[Start of Entries provided]
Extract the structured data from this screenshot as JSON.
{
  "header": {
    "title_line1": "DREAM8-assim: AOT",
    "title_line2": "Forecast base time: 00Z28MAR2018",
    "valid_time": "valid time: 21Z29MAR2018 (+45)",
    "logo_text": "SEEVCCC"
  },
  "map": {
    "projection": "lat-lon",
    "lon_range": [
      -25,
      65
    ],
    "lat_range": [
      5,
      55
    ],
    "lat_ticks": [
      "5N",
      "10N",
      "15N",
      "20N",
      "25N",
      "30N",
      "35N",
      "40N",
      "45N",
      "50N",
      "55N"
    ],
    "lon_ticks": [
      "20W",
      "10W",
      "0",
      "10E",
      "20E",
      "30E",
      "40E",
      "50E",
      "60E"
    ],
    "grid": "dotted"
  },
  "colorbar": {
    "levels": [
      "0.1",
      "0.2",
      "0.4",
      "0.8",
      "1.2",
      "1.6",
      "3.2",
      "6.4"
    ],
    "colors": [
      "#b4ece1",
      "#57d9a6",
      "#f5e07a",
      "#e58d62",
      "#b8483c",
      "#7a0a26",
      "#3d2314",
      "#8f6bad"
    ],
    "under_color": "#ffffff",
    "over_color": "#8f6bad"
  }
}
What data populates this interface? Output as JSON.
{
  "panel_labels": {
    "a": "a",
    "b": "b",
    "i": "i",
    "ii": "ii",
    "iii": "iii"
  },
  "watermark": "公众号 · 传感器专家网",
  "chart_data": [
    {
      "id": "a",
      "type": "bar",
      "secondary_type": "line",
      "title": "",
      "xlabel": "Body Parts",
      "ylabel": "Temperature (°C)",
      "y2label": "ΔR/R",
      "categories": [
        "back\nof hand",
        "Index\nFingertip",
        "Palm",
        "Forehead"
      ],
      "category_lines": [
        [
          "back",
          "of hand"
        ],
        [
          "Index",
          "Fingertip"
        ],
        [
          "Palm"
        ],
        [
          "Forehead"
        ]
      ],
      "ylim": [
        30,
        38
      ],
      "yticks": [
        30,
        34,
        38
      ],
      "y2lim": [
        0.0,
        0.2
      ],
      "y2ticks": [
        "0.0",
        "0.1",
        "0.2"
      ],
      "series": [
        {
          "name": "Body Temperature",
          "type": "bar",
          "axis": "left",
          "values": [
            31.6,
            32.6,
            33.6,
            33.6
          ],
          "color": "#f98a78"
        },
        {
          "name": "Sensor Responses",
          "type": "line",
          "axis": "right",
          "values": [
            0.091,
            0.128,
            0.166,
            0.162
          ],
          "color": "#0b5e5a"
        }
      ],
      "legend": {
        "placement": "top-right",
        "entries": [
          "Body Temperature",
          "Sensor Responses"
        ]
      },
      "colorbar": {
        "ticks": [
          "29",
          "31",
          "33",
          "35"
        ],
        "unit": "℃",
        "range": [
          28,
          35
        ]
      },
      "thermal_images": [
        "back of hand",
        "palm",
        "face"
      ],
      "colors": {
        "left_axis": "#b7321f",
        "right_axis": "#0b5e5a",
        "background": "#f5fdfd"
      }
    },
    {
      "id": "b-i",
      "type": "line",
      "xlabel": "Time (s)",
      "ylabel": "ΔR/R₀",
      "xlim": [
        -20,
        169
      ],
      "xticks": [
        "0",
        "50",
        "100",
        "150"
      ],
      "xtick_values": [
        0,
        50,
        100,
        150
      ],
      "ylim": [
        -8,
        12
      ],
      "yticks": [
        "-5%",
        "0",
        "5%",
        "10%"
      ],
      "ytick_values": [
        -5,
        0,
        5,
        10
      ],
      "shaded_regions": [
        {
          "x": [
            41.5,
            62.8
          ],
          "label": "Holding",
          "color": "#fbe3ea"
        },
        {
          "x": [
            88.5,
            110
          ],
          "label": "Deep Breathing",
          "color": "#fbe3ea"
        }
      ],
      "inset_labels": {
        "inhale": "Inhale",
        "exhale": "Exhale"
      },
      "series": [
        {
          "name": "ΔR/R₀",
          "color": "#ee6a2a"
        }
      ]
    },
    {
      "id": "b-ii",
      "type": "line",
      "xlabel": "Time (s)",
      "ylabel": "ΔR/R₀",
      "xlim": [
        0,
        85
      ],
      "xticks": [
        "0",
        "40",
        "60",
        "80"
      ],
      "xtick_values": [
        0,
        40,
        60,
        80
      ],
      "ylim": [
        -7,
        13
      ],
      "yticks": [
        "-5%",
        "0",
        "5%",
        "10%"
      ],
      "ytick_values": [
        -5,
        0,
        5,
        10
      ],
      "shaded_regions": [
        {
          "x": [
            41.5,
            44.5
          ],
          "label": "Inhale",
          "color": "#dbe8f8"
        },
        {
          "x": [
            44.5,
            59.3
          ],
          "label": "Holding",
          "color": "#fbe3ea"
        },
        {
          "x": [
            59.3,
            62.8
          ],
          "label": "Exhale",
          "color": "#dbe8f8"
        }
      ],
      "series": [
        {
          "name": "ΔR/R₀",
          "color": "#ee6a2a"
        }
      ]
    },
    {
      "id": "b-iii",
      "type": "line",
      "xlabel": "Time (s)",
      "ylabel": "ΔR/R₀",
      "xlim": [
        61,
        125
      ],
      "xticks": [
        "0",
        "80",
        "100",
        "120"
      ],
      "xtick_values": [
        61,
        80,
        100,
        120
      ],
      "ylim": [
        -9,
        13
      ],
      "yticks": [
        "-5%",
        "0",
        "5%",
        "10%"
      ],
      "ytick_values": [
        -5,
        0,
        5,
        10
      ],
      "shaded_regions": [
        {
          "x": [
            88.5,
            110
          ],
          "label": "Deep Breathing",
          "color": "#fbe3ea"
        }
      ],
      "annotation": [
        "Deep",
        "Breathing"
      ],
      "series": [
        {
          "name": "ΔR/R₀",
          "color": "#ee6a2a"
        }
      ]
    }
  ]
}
[End of Entries provided]
What is expected
Among the lines of the listing, how many hold the string "this"? Respond with only the number.

Solved problem
2